▶ _WHAT YOU HAVE TO DO_
Of the lines in the listing, how many include the string "President"? Write the number and nothing else.

===== DATA TO USE

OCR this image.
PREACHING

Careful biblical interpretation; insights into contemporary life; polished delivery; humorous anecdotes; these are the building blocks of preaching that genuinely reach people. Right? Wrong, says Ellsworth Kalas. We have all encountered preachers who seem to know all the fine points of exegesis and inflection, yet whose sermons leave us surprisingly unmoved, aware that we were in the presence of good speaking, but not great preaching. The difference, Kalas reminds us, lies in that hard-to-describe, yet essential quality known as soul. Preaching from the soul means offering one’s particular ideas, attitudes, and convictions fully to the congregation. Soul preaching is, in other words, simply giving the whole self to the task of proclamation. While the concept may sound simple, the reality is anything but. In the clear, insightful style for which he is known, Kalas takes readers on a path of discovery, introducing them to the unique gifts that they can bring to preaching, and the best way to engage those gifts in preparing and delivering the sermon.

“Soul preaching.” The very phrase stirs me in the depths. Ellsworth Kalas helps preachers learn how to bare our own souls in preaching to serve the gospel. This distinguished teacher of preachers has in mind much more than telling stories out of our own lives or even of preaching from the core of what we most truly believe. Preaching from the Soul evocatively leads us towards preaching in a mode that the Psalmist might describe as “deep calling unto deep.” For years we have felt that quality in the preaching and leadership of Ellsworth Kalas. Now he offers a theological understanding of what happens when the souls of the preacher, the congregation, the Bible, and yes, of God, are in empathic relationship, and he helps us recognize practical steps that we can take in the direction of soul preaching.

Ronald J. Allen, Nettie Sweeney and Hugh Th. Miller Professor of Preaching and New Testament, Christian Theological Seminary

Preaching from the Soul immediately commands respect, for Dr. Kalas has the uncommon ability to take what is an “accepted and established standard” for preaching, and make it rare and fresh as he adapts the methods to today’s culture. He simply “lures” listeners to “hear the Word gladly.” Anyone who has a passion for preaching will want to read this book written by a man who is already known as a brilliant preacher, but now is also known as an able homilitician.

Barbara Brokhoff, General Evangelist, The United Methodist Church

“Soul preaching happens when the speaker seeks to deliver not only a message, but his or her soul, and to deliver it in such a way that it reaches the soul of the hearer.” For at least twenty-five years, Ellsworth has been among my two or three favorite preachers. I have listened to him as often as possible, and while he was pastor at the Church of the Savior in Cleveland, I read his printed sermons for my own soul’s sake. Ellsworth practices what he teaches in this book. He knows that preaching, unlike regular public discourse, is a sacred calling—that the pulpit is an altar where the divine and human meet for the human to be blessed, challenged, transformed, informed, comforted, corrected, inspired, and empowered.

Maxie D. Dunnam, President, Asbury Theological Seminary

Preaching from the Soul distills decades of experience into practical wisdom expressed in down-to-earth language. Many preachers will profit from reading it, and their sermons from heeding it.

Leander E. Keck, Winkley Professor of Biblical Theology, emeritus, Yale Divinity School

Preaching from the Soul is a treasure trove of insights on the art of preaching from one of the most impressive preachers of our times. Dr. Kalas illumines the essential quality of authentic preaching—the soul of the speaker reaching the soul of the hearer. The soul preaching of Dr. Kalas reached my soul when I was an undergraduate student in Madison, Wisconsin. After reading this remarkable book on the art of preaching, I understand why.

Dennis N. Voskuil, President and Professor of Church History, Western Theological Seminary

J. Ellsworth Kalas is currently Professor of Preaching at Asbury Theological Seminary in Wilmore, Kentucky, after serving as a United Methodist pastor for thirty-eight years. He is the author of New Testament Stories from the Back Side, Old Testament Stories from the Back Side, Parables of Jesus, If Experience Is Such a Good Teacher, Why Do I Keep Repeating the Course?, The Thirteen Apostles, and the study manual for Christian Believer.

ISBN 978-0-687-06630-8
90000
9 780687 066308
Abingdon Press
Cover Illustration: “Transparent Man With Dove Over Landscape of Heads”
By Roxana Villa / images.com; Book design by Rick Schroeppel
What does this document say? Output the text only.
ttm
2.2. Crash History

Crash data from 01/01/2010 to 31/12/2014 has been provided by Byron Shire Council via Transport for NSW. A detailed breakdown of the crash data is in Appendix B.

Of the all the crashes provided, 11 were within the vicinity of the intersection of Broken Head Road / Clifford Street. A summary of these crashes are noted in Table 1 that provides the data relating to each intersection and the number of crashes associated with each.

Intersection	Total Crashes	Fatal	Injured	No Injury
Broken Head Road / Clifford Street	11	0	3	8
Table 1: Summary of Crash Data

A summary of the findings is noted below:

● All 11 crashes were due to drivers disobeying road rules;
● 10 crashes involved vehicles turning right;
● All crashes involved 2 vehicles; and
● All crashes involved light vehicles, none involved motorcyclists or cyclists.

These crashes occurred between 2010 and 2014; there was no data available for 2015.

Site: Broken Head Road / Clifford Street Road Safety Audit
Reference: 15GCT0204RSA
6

==========

▶ _EXERCISE OUTPUT_
2